INPUT DATA »

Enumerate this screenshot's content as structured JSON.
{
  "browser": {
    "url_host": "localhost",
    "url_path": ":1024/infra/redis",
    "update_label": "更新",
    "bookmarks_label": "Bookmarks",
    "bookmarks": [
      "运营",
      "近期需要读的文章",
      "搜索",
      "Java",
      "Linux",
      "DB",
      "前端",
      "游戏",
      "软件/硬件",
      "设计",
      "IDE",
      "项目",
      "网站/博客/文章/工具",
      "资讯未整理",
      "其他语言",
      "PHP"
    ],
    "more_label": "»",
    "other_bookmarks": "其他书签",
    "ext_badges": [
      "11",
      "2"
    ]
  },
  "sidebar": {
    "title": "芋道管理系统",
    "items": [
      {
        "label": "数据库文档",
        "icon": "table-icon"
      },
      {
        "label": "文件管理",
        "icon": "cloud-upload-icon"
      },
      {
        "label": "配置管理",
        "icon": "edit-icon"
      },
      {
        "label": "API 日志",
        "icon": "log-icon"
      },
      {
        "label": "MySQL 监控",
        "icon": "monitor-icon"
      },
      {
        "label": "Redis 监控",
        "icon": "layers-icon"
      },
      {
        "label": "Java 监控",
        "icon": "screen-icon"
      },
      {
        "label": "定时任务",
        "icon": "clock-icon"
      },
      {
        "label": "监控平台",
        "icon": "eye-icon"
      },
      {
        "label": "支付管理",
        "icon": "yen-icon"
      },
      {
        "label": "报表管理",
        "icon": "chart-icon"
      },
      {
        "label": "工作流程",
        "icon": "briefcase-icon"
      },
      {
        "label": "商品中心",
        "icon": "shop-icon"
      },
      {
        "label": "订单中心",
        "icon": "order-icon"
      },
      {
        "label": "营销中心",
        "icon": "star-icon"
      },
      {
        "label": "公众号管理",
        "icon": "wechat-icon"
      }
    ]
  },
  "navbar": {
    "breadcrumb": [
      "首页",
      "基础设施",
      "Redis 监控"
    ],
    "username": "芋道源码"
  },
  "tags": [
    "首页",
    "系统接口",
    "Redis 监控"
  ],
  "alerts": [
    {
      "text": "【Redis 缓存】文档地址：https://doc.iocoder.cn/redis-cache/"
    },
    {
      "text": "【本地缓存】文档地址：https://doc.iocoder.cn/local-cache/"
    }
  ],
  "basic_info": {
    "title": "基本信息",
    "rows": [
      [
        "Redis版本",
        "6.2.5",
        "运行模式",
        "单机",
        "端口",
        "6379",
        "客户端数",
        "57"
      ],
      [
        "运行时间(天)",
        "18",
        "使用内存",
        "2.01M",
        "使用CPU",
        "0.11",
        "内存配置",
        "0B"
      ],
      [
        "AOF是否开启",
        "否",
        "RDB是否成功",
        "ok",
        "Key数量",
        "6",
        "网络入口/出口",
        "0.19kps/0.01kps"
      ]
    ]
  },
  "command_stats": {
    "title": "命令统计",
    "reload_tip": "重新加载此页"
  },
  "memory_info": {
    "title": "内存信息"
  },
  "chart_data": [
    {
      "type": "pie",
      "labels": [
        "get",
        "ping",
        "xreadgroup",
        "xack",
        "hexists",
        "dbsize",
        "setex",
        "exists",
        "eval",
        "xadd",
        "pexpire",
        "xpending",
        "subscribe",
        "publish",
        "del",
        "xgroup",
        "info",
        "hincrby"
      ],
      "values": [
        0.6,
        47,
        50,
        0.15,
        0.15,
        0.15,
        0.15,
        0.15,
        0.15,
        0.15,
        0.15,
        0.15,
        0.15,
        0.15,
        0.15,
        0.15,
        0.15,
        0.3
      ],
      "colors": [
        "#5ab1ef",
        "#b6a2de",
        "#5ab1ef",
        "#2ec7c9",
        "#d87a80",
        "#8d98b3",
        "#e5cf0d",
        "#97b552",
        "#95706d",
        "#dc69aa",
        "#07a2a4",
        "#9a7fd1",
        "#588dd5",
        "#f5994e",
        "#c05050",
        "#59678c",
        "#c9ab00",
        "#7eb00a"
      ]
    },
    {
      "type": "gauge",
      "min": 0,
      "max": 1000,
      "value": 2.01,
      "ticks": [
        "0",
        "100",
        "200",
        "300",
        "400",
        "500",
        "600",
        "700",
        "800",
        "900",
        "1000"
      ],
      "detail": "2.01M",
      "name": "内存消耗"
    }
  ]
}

WRITTEN TASK »
Go through the data and return every record exactly.

SOLVED PROBLEM »
Enumerate this screenshot's content as structured JSON.
{
  "browser": {
    "url_host": "localhost",
    "url_path": ":1024/infra/redis",
    "update_label": "更新",
    "bookmarks_label": "Bookmarks",
    "bookmarks": [
      "运营",
      "近期需要读的文章",
      "搜索",
      "Java",
      "Linux",
      "DB",
      "前端",
      "游戏",
      "软件/硬件",
      "设计",
      "IDE",
      "项目",
      "网站/博客/文章/工具",
      "资讯未整理",
      "其他语言",
      "PHP"
    ],
    "more_label": "»",
    "other_bookmarks": "其他书签",
    "ext_badges": [
      "11",
      "2"
    ]
  },
  "sidebar": {
    "title": "芋道管理系统",
    "items": [
      {
        "label": "数据库文档",
        "icon": "table-icon"
      },
      {
        "label": "文件管理",
        "icon": "cloud-upload-icon"
      },
      {
        "label": "配置管理",
        "icon": "edit-icon"
      },
      {
        "label": "API 日志",
        "icon": "log-icon"
      },
      {
        "label": "MySQL 监控",
        "icon": "monitor-icon"
      },
      {
        "label": "Redis 监控",
        "icon": "layers-icon"
      },
      {
        "label": "Java 监控",
        "icon": "screen-icon"
      },
      {
        "label": "定时任务",
        "icon": "clock-icon"
      },
      {
        "label": "监控平台",
        "icon": "eye-icon"
      },
      {
        "label": "支付管理",
        "icon": "yen-icon"
      },
      {
        "label": "报表管理",
        "icon": "chart-icon"
      },
      {
        "label": "工作流程",
        "icon": "briefcase-icon"
      },
      {
        "label": "商品中心",
        "icon": "shop-icon"
      },
      {
        "label": "订单中心",
        "icon": "order-icon"
      },
      {
        "label": "营销中心",
        "icon": "star-icon"
      },
      {
        "label": "公众号管理",
        "icon": "wechat-icon"
      }
    ]
  },
  "navbar": {
    "breadcrumb": [
      "首页",
      "基础设施",
      "Redis 监控"
    ],
    "username": "芋道源码"
  },
  "tags": [
    "首页",
    "系统接口",
    "Redis 监控"
  ],
  "alerts": [
    {
      "text": "【Redis 缓存】文档地址：https://doc.iocoder.cn/redis-cache/"
    },
    {
      "text": "【本地缓存】文档地址：https://doc.iocoder.cn/local-cache/"
    }
  ],
  "basic_info": {
    "title": "基本信息",
    "rows": [
      [
        "Redis版本",
        "6.2.5",
        "运行模式",
        "单机",
        "端口",
        "6379",
        "客户端数",
        "57"
      ],
      [
        "运行时间(天)",
        "18",
        "使用内存",
        "2.01M",
        "使用CPU",
        "0.11",
        "内存配置",
        "0B"
      ],
      [
        "AOF是否开启",
        "否",
        "RDB是否成功",
        "ok",
        "Key数量",
        "6",
        "网络入口/出口",
        "0.19kps/0.01kps"
      ]
    ]
  },
  "command_stats": {
    "title": "命令统计",
    "reload_tip": "重新加载此页"
  },
  "memory_info": {
    "title": "内存信息"
  },
  "chart_data": [
    {
      "type": "pie",
      "labels": [
        "get",
        "ping",
        "xreadgroup",
        "xack",
        "hexists",
        "dbsize",
        "setex",
        "exists",
        "eval",
        "xadd",
        "pexpire",
        "xpending",
        "subscribe",
        "publish",
        "del",
        "xgroup",
        "info",
        "hincrby"
      ],
      "values": [
        0.6,
        47,
        50,
        0.15,
        0.15,
        0.15,
        0.15,
        0.15,
        0.15,
        0.15,
        0.15,
        0.15,
        0.15,
        0.15,
        0.15,
        0.15,
        0.15,
        0.3
      ],
      "colors": [
        "#5ab1ef",
        "#b6a2de",
        "#5ab1ef",
        "#2ec7c9",
        "#d87a80",
        "#8d98b3",
        "#e5cf0d",
        "#97b552",
        "#95706d",
        "#dc69aa",
        "#07a2a4",
        "#9a7fd1",
        "#588dd5",
        "#f5994e",
        "#c05050",
        "#59678c",
        "#c9ab00",
        "#7eb00a"
      ]
    },
    {
      "type": "gauge",
      "min": 0,
      "max": 1000,
      "value": 2.01,
      "ticks": [
        "0",
        "100",
        "200",
        "300",
        "400",
        "500",
        "600",
        "700",
        "800",
        "900",
        "1000"
      ],
      "detail": "2.01M",
      "name": "内存消耗"
    }
  ]
}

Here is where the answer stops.